» **Tugas Singkat a**
Ubah entri mulai dari baris yang memuat "437, 383, 494]" hingga baris yang memuat "441, 458, 465]" menjadi daftar JSON berisi string. Setiap baris menjadi satu string, dan baris kosong tidak disertakan.

» **Teks**
----------------------------------------

Merenda Silaturahim di Atas Makam
Merenda Silaturahim di Atas Makam.
Oleh Telly D
Setinggi-tingginya bangau terbang, akhirnya akan kembali ke pelimbahan (kubangan) juga. Sejauh-jauhnya orang merantau akhirnya kembali ke kampung halaman juga.
Demikianlah bunyi pribahasa yang tepat untuk para perantau. Orang yang selalu saja disibukkan dengan hasrat untuk mudik ke kampung halaman.
Setiap saat saja sebenarnya orang dapat pulang kampung, tidak ada batasan kapan saja. Pulang kampung atau mudik saat lebaran adalah momentum dimana perantau suka memanfaatkannya dengan berbagai kegiatan spiritual yang sarat makna.
Mudik bagi perantau menjadi ritual tahunan setiap akhir Ramadhan. Ada yang memilih mudik sebelum Idul Fitri, ada yang memilih sesudah Idul Fitri.
Mudik sebenarnya adalah bentuk kebutuhan psikologis atau kebatinan. Timbulnya dorongan, keinginan dan kerinduan yang kuat untuk menapak tilas tempat lahir dan tempat yang menyimpan memori dan masa lalu sebagai anak-anak hingga dewasa, merupakan kerinduan psikologis-primordial.
Tradisi mudik lebaran telah menjadi ritual bagi umat muslim Indonesia, tidak peduli ia berasal dari golongan kaya atau miskin, pekerja kantoran maupun buruh pabrikan, bahkan pengepul asongan.
Berbagai alasan turut menyertai para pemudik, seperti rindu kampung halaman, sungkem kepada orang tua, silaturahim dengan sanak saudara, melakukan reuni atau berbagi kebahagiaan dengan sanak saudara.
Terdapat pula beberapa tradisi yang menyertai mudik. Salah satunya adalah tradisi ziarah ke makam. Tradisi ziarah ke makam untuk mendoakan famili atau kerabat yang sudah meninggal.
Tradisi ziarah makam dianggap sebagai salah satu ibadah. Sehingga ketika memasuki bulan Ramadhan atau menjelang lebaran, banyak yang melakukan ziarah ke makam.

----------------------------------------

» **Entri yang Diberikan**

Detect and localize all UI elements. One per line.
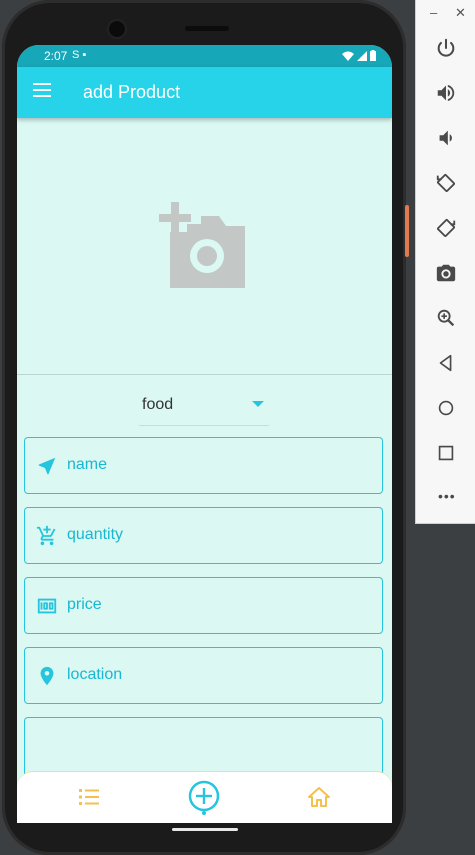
name-field[interactable]	[24, 437, 383, 494]
volume-down-button[interactable]	[434, 126, 458, 150]
signal-icon	[357, 50, 367, 61]
add-circle-icon	[188, 780, 220, 815]
status-notification-icons: S ▪	[72, 49, 87, 61]
home-circle-icon	[438, 400, 454, 416]
dropdown-arrow-icon	[252, 401, 264, 407]
phone-side-button[interactable]	[405, 205, 409, 257]
battery-icon	[370, 50, 376, 61]
navigation-arrow-icon	[38, 457, 56, 475]
rotate-left-button[interactable]	[434, 171, 458, 195]
home-button[interactable]	[434, 396, 458, 420]
nav-list[interactable]	[77, 784, 103, 810]
category-selected-value: food	[142, 396, 174, 413]
add-shopping-cart-icon	[36, 525, 56, 546]
earpiece-speaker	[185, 26, 229, 31]
overview-button[interactable]	[434, 441, 458, 465]
rotate-right-button[interactable]	[434, 216, 458, 240]
menu-icon[interactable]	[33, 83, 51, 97]
minimize-icon[interactable]: –	[430, 5, 437, 20]
power-button[interactable]	[434, 36, 458, 60]
power-icon	[437, 38, 455, 57]
close-icon[interactable]: ✕	[455, 5, 466, 21]
quantity-field[interactable]	[24, 507, 383, 564]
volume-up-icon	[437, 84, 455, 102]
zoom-icon	[437, 309, 455, 327]
price-field[interactable]	[24, 577, 383, 634]
more-icon[interactable]: •••	[438, 488, 456, 504]
rotate-left-icon	[436, 174, 455, 192]
volume-up-button[interactable]	[434, 81, 458, 105]
home-icon	[308, 787, 330, 807]
location-input[interactable]	[67, 666, 367, 684]
volume-down-icon	[439, 130, 452, 146]
zoom-button[interactable]	[434, 306, 458, 330]
wifi-icon	[342, 51, 354, 61]
status-bar: 2:07 S ▪	[17, 45, 392, 67]
overview-icon	[438, 445, 454, 461]
emulator-toolbar: – ✕ •••	[415, 0, 475, 524]
add-a-photo-icon[interactable]	[157, 202, 247, 288]
status-time: 2:07	[44, 49, 68, 63]
back-icon	[439, 354, 452, 372]
page-title: add Product	[83, 82, 181, 102]
nav-add[interactable]	[187, 780, 221, 815]
front-camera	[109, 21, 125, 37]
app-screen: 2:07 S ▪ add Product food	[17, 45, 392, 823]
app-bar: add Product	[17, 67, 392, 118]
camera-icon	[436, 264, 456, 282]
category-dropdown[interactable]: food	[139, 385, 269, 426]
gesture-bar	[172, 828, 238, 831]
location-pin-icon	[40, 666, 54, 686]
screenshot-button[interactable]	[434, 261, 458, 285]
location-field[interactable]	[24, 647, 383, 704]
money-icon	[37, 598, 57, 614]
quantity-input[interactable]	[67, 526, 367, 544]
list-icon	[79, 789, 99, 805]
rotate-right-icon	[437, 219, 456, 237]
price-input[interactable]	[67, 596, 367, 614]
bottom-navigation	[17, 771, 392, 823]
back-button[interactable]	[434, 351, 458, 375]
product-image-picker[interactable]	[17, 118, 392, 375]
name-input[interactable]	[67, 456, 367, 474]
nav-home[interactable]	[306, 784, 332, 810]
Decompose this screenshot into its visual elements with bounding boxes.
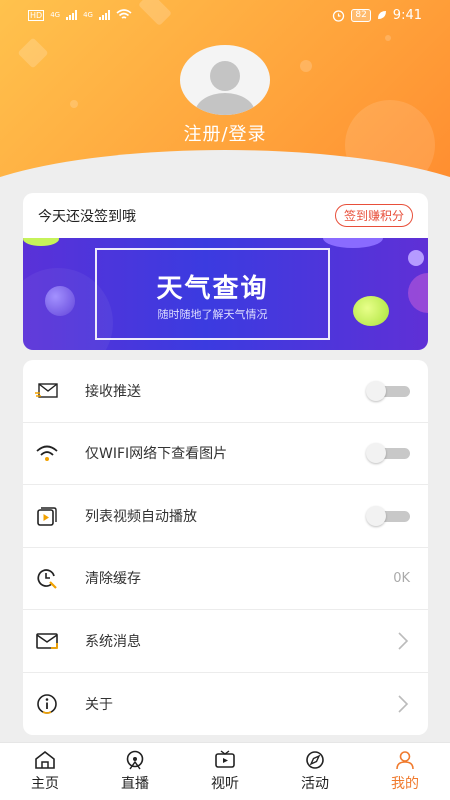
broadcast-icon [126,750,144,770]
tab-activity[interactable]: 活动 [270,743,360,800]
envelope-icon [35,379,59,403]
setting-label: 清除缓存 [85,571,141,588]
tab-label: 活动 [301,776,329,792]
wifi-icon [35,441,59,465]
banner-blob [353,296,389,326]
avatar-body [195,93,255,115]
leaf-icon [377,11,386,19]
alarm-icon [333,9,345,22]
tv-icon [215,750,235,768]
tab-live[interactable]: 直播 [90,743,180,800]
info-icon [35,692,59,716]
chevron-right-icon [398,695,409,713]
setting-about[interactable]: 关于 [23,673,428,736]
user-icon [396,751,414,770]
setting-label: 接收推送 [85,383,141,400]
network-type: HD [28,9,45,21]
decor-diamond [17,37,49,69]
setting-wifi-images[interactable]: 仅WIFI网络下查看图片 [23,423,428,485]
banner-blob [323,238,383,248]
autoplay-toggle[interactable] [366,505,410,527]
tab-home[interactable]: 主页 [0,743,90,800]
chevron-right-icon [398,632,409,650]
setting-push[interactable]: 接收推送 [23,360,428,423]
banner-blob [23,238,59,246]
setting-system-messages[interactable]: 系统消息 [23,610,428,673]
bottom-nav: 主页 直播 视听 活动 我的 [0,742,450,800]
status-bar: HD 4G 4G 82 9:41 [0,0,450,30]
clock-time: 9:41 [392,7,422,23]
tab-mine[interactable]: 我的 [360,743,450,800]
decor-dot [300,60,312,72]
setting-clear-cache[interactable]: 清除缓存 0K [23,548,428,610]
setting-label: 仅WIFI网络下查看图片 [85,446,228,463]
battery-indicator: 82 [351,8,371,22]
setting-autoplay[interactable]: 列表视频自动播放 [23,485,428,548]
sign-card: 今天还没签到哦 签到赚积分 天气查询 随时随地了解天气情况 [23,193,428,350]
weather-banner[interactable]: 天气查询 随时随地了解天气情况 [23,238,428,350]
setting-label: 列表视频自动播放 [85,508,197,525]
mail-icon [35,629,59,653]
tab-label: 直播 [121,776,149,792]
sign-hint: 今天还没签到哦 [38,208,136,225]
decor-dot [70,100,78,108]
banner-blob [408,250,424,266]
wifi-status-icon [116,9,132,19]
setting-label: 系统消息 [85,633,141,650]
banner-title: 天气查询 [156,274,269,304]
login-link[interactable]: 注册/登录 [0,120,450,146]
signal-icon [66,10,78,20]
settings-list: 接收推送 仅WIFI网络下查看图片 列表视频自动播放 清除缓存 0K 系统消息 … [23,360,428,735]
wifi-images-toggle[interactable] [366,442,410,464]
cache-size: 0K [393,570,410,586]
signal-icon [98,10,110,20]
clock-icon [35,566,59,590]
signal-label: 4G [83,11,93,19]
banner-subtitle: 随时随地了解天气情况 [157,308,268,321]
home-icon [35,750,55,769]
setting-label: 关于 [85,696,113,713]
avatar[interactable] [180,45,270,115]
tab-label: 主页 [31,776,59,792]
tab-audiovisual[interactable]: 视听 [180,743,270,800]
signal-label: 4G [50,11,61,19]
banner-blob [408,273,428,313]
tab-label: 视听 [211,776,239,792]
sign-in-button[interactable]: 签到赚积分 [334,204,413,227]
avatar-head [210,61,240,91]
push-toggle[interactable] [366,380,410,402]
compass-icon [306,751,324,769]
tab-label: 我的 [391,776,419,792]
sign-row: 今天还没签到哦 签到赚积分 [23,193,428,238]
decor-dot [385,35,391,41]
video-icon [35,504,59,528]
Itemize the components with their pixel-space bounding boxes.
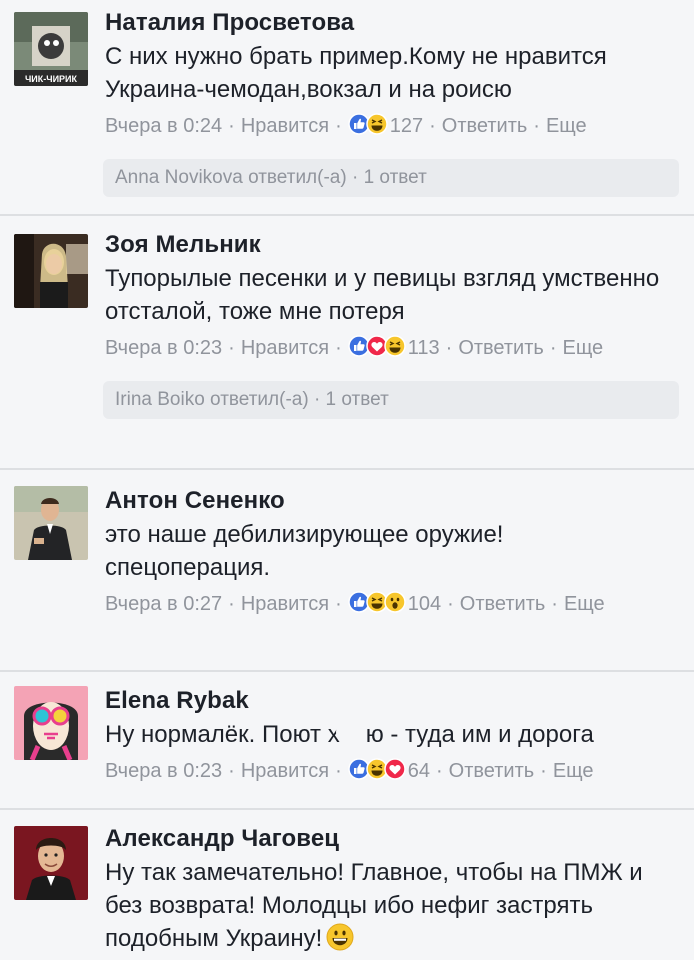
comment: Зоя Мельник Тупорылые песенки и у певицы… <box>0 216 694 470</box>
like-button[interactable]: Нравится <box>241 337 329 359</box>
wow-reaction-icon <box>384 591 406 613</box>
more-button[interactable]: Еще <box>546 115 587 137</box>
comment-text: Ну нормалёк. Поют х ю - туда им и дорога <box>105 718 680 751</box>
like-button[interactable]: Нравится <box>241 593 329 615</box>
love-reaction-icon <box>384 758 406 780</box>
reaction-count[interactable]: 113 <box>408 337 440 359</box>
comment-meta: Вчера в 0:23 · Нравится · 113 · Ответить · Еще <box>105 332 680 367</box>
comment-time[interactable]: Вчера в 0:27 <box>105 593 222 615</box>
comment-meta: Вчера в 0:27 · Нравится · 104 · Ответить · Еще <box>105 588 680 623</box>
comment-author[interactable]: Elena Rybak <box>105 684 680 718</box>
comments-feed: ЧИК-ЧИРИК Наталия Просветова С них нужно… <box>0 0 694 960</box>
reactions[interactable] <box>348 335 406 367</box>
comment-author[interactable]: Наталия Просветова <box>105 6 680 40</box>
comment: Антон Сененко это наше дебилизирующее ор… <box>0 470 694 672</box>
reply-button[interactable]: Ответить <box>460 593 546 615</box>
comment-text: Ну так замечательно! Главное, чтобы на П… <box>105 856 645 955</box>
comment-time[interactable]: Вчера в 0:23 <box>105 337 222 359</box>
comment-meta: Вчера в 0:23 · Нравится · 64 · Ответить · Еще <box>105 755 680 790</box>
more-button[interactable]: Еще <box>562 337 603 359</box>
avatar-image-portrait <box>14 234 88 308</box>
comment-text-start: Ну нормалёк. Поют х <box>105 721 340 748</box>
reply-button[interactable]: Ответить <box>458 337 544 359</box>
reply-button[interactable]: Ответить <box>442 115 528 137</box>
comment-time[interactable]: Вчера в 0:23 <box>105 760 222 782</box>
comment-meta: Вчера в 0:24 · Нравится · 127 · Ответить · Еще <box>105 110 680 145</box>
like-button[interactable]: Нравится <box>241 115 329 137</box>
avatar-image-portrait <box>14 826 88 900</box>
comment-text: это наше дебилизирующее оружие! спецопер… <box>105 521 504 581</box>
comment: Александр Чаговец Ну так замечательно! Г… <box>0 810 694 960</box>
comment: ЧИК-ЧИРИК Наталия Просветова С них нужно… <box>0 0 694 216</box>
comment-author[interactable]: Антон Сененко <box>105 484 680 518</box>
reaction-count[interactable]: 127 <box>390 115 423 137</box>
reaction-count[interactable]: 64 <box>408 760 430 782</box>
haha-reaction-icon <box>384 335 406 357</box>
comment-text: Тупорылые песенки и у певицы взгляд умст… <box>105 265 660 325</box>
avatar-image-bird: ЧИК-ЧИРИК <box>14 12 88 86</box>
comment-text-content: Ну так замечательно! Главное, чтобы на П… <box>105 859 643 952</box>
avatar[interactable] <box>14 686 88 760</box>
reactions[interactable] <box>348 113 388 145</box>
avatar[interactable] <box>14 234 88 308</box>
comment-text: С них нужно брать пример.Кому не нравитс… <box>105 43 607 103</box>
grinning-face-emoji-icon <box>326 923 354 951</box>
comment-author[interactable]: Зоя Мельник <box>105 228 680 262</box>
comment-author[interactable]: Александр Чаговец <box>105 822 680 856</box>
avatar[interactable] <box>14 486 88 560</box>
avatar[interactable] <box>14 826 88 900</box>
replies-preview[interactable]: Anna Novikova ответил(-а) · 1 ответ <box>103 159 679 197</box>
avatar-image-illustration <box>14 686 88 760</box>
avatar-image-portrait <box>14 486 88 560</box>
comment-time[interactable]: Вчера в 0:24 <box>105 115 222 137</box>
reaction-count[interactable]: 104 <box>408 593 441 615</box>
reply-button[interactable]: Ответить <box>449 760 535 782</box>
comment-text-end: ю - туда им и дорога <box>365 721 594 748</box>
redaction-mark <box>335 720 370 744</box>
haha-reaction-icon <box>366 113 388 135</box>
reactions[interactable] <box>348 591 406 623</box>
more-button[interactable]: Еще <box>553 760 594 782</box>
avatar-label: ЧИК-ЧИРИК <box>25 74 78 84</box>
replies-preview[interactable]: Irina Boiko ответил(-а) · 1 ответ <box>103 381 679 419</box>
comment: Elena Rybak Ну нормалёк. Поют х ю - туда … <box>0 672 694 810</box>
more-button[interactable]: Еще <box>564 593 605 615</box>
reactions[interactable] <box>348 758 406 790</box>
like-button[interactable]: Нравится <box>241 760 329 782</box>
avatar[interactable]: ЧИК-ЧИРИК <box>14 12 88 86</box>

----------------------------------------

» **Tugas Singkat b**
Berdasarkan teks tentang tradisi mudik, apa alasan banyak orang berziarah ke makam ketika memasuki bulan Ramadhan atau menjelang lebaran?

» **Jawaban Tertulis a**
[
  "name-field[interactable]\t[24, 437, 383, 494]",
  "volume-down-button[interactable]\t[434, 126, 458, 150]",
  "signal-icon\t[357, 50, 367, 61]",
  "add-circle-icon\t[188, 780, 220, 815]",
  "status-notification-icons: S ▪\t[72, 49, 87, 61]",
  "home-circle-icon\t[438, 400, 454, 416]",
  "dropdown-arrow-icon\t[252, 401, 264, 407]",
  "phone-side-button[interactable]\t[405, 205, 409, 257]",
  "battery-icon\t[370, 50, 376, 61]",
  "navigation-arrow-icon\t[38, 457, 56, 475]",
  "rotate-left-button[interactable]\t[434, 171, 458, 195]",
  "home-button[interactable]\t[434, 396, 458, 420]",
  "nav-list[interactable]\t[77, 784, 103, 810]",
  "category-selected-value: food\t[142, 396, 174, 413]",
  "add-shopping-cart-icon\t[36, 525, 56, 546]",
  "earpiece-speaker\t[185, 26, 229, 31]",
  "overview-button[interactable]\t[434, 441, 458, 465]"
]

» **Jawaban Tertulis b**
Tradisi ziarah makam dianggap sebagai salah satu ibadah. Karena itu, banyak orang melakukannya ketika memasuki bulan Ramadhan atau menjelang lebaran.